▶ _文書の抜粋_
• 豆知識

矯正治療について②

 前回に引き続き、矯正の話をしたいと思います。前回は矯正の方法では針金とマウスピースがあるということ、そして、マウスピースがこれから全盛期を迎えるだろうというお話をしました。今後、マウスピースがさらにどこまで発展していくのか、というところになるでしょう。とは言いましても、やはりまだ針金が必要な方もいます。ただ、針金の需要は落ち込んできているとも感じています。患者様目線でいうと、針金矯正のメリットは全くないのではと思います。針金矯正を選ぶに際しては、歯科医師側としての技術的な面から、針金がいいと思うケースでは針金を使っている、ということになります。どちらでもできるというケースであれば、やはりこれからの時代は、マウスピース矯正ということになってくると思います。あとは、パターンの選び方でしょうか。以前少しお話ししましたが、4番目の歯を4本抜かなければいけない場合は、私は針金矯正のほうがメリットがあるのではないかと思っています。もちろん、インビザライン、マウスピース矯正をする先生もいらっしゃいますが、同じ歯並びを治すのであれば、基本的には針金矯正のほうが、やはり治るのが早かったりします。抜歯をしないケースに関しても、マウスピース矯正では時間がかかる場合もあります。マウスピース矯正には、見た目を重視している矯正のやり方、というイメージがあります。

 透明なマウスピース矯正を扱っているメーカーで一番有名なのが、アメリカのインビザライン社で、大きくシェアを占めています。今はインビザラインに対抗するメーカーも数多く出てきつつありますので、今後、インビザラインがナンバーワンを走り続けるのかどうなのか、というところになっています。しかし、かみ合わせを最後に細かく治したいというときは、針金矯正がベストです。ただし、歯科医師側からしても、マウスピース矯正のほうが少し楽な部分もあったりするので、その辺りの使い分けというのは、一人ひとりの歯並びによって変わってくるのかなと思っています。

 針金矯正とマウスピース矯正を、途中で併用することもあります。針金とマウスピース、それぞれの長所を上手に使っていければ、一番いいのではないかと考えています。針金を使う期間をできる限り短くするようなことも可能です。例えば、今まででしたら、2年間針金矯正だったのを、針金を半年ぐらいにして、あとはマウスピースの矯正で治療できる場合もあります。最初にかなり強い力で動かすのは、強い力が適している針金を使い、そのあとの整える段階に関してはマウスピースを使っていく、またその逆もあります。さまざまなパターンがあり、昔と比べると格段に融通がきくようになっています。

[ページ領域分割データ]
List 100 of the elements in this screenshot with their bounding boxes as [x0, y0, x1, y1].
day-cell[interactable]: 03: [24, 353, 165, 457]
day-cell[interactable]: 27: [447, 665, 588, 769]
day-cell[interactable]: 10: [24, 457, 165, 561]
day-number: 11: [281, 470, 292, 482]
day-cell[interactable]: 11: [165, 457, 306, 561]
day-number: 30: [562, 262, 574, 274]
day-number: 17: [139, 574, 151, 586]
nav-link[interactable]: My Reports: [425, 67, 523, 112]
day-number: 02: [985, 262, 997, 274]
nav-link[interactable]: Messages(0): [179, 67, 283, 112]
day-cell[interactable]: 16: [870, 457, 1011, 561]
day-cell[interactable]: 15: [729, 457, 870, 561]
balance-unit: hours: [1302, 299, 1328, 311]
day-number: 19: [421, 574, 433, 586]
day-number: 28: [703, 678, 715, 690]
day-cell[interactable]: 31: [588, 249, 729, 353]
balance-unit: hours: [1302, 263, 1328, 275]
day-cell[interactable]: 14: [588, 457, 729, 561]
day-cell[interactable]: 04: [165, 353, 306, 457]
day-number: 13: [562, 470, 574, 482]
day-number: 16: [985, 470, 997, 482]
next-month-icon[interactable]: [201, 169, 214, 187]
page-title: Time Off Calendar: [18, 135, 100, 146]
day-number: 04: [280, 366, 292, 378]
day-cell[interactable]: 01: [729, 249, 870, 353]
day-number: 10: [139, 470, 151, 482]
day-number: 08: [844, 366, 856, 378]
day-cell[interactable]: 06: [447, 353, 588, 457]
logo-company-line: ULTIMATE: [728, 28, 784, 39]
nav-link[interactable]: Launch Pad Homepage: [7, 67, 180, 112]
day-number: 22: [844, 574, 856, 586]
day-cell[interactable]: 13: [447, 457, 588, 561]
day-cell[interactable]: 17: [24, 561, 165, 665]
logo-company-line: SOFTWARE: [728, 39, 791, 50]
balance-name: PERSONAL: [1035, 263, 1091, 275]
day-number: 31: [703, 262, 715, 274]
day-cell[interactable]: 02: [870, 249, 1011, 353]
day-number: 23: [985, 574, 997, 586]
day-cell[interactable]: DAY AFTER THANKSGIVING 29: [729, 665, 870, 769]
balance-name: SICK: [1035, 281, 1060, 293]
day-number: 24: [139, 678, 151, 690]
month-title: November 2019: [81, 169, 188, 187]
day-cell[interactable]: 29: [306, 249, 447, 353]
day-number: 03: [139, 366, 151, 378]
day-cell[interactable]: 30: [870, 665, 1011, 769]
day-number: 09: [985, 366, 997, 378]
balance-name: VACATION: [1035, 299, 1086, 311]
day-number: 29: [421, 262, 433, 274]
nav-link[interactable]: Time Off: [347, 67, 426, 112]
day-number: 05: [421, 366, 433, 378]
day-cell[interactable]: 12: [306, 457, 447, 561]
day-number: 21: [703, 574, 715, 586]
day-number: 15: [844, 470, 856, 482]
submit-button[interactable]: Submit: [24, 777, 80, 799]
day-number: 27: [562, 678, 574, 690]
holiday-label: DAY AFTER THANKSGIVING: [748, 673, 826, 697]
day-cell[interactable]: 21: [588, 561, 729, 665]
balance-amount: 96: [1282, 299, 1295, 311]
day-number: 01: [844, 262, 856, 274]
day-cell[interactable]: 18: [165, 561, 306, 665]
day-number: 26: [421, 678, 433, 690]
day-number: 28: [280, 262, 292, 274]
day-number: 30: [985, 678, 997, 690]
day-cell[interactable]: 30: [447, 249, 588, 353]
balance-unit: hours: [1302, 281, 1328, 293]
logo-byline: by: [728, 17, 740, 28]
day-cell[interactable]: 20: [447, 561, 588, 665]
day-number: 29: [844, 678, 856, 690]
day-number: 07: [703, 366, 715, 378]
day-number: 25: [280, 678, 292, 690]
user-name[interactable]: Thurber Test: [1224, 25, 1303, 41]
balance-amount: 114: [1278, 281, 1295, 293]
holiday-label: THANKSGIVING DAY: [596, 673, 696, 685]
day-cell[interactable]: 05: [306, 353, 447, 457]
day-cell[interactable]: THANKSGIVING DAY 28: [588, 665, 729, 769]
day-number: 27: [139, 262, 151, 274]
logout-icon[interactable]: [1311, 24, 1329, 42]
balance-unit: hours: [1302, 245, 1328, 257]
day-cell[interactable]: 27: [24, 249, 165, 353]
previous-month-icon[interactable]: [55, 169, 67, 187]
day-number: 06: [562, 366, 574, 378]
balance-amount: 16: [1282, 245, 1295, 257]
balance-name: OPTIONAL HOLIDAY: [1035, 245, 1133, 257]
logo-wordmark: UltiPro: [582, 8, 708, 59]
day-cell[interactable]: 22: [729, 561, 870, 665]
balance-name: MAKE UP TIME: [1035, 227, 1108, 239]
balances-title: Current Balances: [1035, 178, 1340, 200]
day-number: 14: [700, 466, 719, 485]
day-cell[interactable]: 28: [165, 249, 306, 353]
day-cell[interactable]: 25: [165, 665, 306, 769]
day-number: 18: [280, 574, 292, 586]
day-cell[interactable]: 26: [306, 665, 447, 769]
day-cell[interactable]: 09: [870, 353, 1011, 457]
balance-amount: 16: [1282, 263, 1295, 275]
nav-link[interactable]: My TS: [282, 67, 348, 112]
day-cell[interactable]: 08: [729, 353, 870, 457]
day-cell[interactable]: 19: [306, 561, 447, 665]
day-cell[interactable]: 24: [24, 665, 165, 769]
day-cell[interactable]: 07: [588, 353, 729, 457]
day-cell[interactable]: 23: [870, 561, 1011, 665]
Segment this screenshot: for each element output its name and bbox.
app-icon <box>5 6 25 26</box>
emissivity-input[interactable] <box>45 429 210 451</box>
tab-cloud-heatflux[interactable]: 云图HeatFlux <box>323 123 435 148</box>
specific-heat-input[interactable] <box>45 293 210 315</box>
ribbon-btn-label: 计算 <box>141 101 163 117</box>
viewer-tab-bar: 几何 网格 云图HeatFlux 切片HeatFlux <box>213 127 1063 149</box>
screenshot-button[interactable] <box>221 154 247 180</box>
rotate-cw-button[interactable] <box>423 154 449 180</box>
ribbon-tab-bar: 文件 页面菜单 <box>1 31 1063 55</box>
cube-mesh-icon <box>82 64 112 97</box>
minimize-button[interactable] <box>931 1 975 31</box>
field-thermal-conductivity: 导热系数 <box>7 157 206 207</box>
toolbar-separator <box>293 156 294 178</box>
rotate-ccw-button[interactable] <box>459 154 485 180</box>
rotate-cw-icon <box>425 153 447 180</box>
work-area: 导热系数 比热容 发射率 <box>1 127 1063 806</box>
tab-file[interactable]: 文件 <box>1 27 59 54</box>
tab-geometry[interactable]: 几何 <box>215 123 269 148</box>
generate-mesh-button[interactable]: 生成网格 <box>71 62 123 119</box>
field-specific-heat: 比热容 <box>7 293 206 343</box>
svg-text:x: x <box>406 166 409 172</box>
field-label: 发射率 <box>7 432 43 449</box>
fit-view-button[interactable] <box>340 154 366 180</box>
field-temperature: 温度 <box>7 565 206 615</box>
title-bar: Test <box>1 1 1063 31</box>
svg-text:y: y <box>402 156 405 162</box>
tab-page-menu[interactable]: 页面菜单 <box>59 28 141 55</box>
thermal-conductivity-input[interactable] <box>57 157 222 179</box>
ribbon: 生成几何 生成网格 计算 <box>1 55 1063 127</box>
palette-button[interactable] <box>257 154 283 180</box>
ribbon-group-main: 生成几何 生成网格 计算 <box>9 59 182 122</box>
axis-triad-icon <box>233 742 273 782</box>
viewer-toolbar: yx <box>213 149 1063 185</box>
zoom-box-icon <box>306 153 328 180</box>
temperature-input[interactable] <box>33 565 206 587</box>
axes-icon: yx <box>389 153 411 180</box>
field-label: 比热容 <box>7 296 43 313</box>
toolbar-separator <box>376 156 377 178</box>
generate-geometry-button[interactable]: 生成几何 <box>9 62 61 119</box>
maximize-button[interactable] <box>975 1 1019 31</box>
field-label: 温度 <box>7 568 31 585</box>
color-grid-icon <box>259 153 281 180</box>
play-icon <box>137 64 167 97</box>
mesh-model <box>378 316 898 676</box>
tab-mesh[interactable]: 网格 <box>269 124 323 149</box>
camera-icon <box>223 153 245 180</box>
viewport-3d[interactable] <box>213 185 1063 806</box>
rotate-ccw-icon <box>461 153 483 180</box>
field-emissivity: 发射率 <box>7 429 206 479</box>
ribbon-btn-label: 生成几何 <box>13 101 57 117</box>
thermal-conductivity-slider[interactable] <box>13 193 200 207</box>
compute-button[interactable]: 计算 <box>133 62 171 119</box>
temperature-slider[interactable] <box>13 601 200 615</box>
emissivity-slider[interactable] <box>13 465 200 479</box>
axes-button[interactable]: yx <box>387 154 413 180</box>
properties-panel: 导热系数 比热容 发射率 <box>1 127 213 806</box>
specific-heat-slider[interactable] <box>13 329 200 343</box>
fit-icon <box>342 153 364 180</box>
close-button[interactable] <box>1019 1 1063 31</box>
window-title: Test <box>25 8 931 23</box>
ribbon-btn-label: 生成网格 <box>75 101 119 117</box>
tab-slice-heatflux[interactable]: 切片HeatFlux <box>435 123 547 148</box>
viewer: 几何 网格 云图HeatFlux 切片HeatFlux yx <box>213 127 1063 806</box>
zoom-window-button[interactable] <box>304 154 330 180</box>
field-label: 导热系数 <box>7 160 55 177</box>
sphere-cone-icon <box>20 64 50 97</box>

▶ _取り組む課題_
1. 矯正治療の文章から、「前回に引き続き、矯正の話をし」を含む語句で始まり「矯正のやり方、というイメージがあります。」で終わる部分を写し、「全盛期」を「最盛期」に入れ替えてください。
2. 矯正治療の文章の続きを、最後の文のあとから書き継ぐこと。

▶ _各課題の解答_
1.
前回に引き続き、矯正の話をしたいと思います。前回は矯正の方法では針金とマウスピースがあるということ、そして、マウスピースがこれから最盛期を迎えるだろうというお話をしました。今後、マウスピースがさらにどこまで発展していくのか、というところになるでしょう。とは言いましても、やはりまだ針金が必要な方もいます。ただ、針金の需要は落ち込んできているとも感じています。患者様目線でいうと、針金矯正のメリットは全くないのではと思います。針金矯正を選ぶに際しては、歯科医師側としての技術的な面から、針金がいいと思うケースでは針金を使っている、ということになります。どちらでもできるというケースであれば、やはりこれからの時代は、マウスピース矯正ということになってくると思います。あとは、パターンの選び方でしょうか。以前少しお話ししましたが、4番目の歯を4本抜かなければいけない場合は、私は針金矯正のほうがメリットがあるのではないかと思っています。もちろん、インビザライン、マウスピース矯正をする先生もいらっしゃいますが、同じ歯並びを治すのであれば、基本的には針金矯正のほうが、やはり治るのが早かったりします。抜歯をしないケースに関しても、マウスピース矯正では時間がかかる場合もあります。マウスピース矯正には、見た目を重視している矯正のやり方、というイメージがあります。

2.
 歯のかみ合わせが悪いと、さまざまな影響が出るのではないか、という話もある中で、では、矯正の治療は何歳までできるのかということも気になりますよね。年齢に関しましては、昔は40~50歳まで、もしくは歯周病が進む年齢層になるとNGであるという時代もありました。もちろん、今でも、重度の歯周病で歯がぐらぐらしている方は、当然矯正すると抜けるリスクが高くなるので、やめたほうがいいと思いますが、基本的には年齢による制限はありません。歯周病の中等度以上になっている歯がある場合は、その歯を動かすと、矯正が終わる2年後ぐらいには、ぐらぐら感が強くなってしまい、抜かなければならないことも考えられるので、矯正するときには要注意となります。そのような状況を除けば、年齢が80歳だからできないということはないのです。自分の歯が歯周病なども進んでおらず、しっかり、きちんとがっちりしていたら、何歳であろうと矯正はできるということです。

 虫歯がある場合は、虫歯を治してからの矯正になります。例えば大きい虫歯で、神経を取ったり、かぶせ物をするケースですと、その最終段階の一歩手前まで、いわゆる仮歯まで完了したあとに、矯正をします。そして矯正終了後に、最後のかぶせ物をかぶせる、という方法をとります。理由はいろいろあるのですが、最後のかぶせ物のところで、保険適用であれば銀歯、保険外でしたらセラミックなどを使用しますけれど、それらは基本的に矯正に使用するブラケットがつきにくいのですね。ですので仮歯まで完了してから、歯にブラケットをつけて動かしてみる、最後にかぶせ物をかぶせる、ということになります。もちろん、矯正は歯の角度も治していきます。最後にかぶせ物を修正するとしたら、かぶせたあとにきれいに仕上げたほうが、さらに完成度は高くなると思いますので、矯正の難易度が下がるという、その辺は順番をいろいろやりながら進めていきます。改めて申し上げますと、歯の矯正には、歯周病の度合いは大事ですが、年齢制限については特にありません。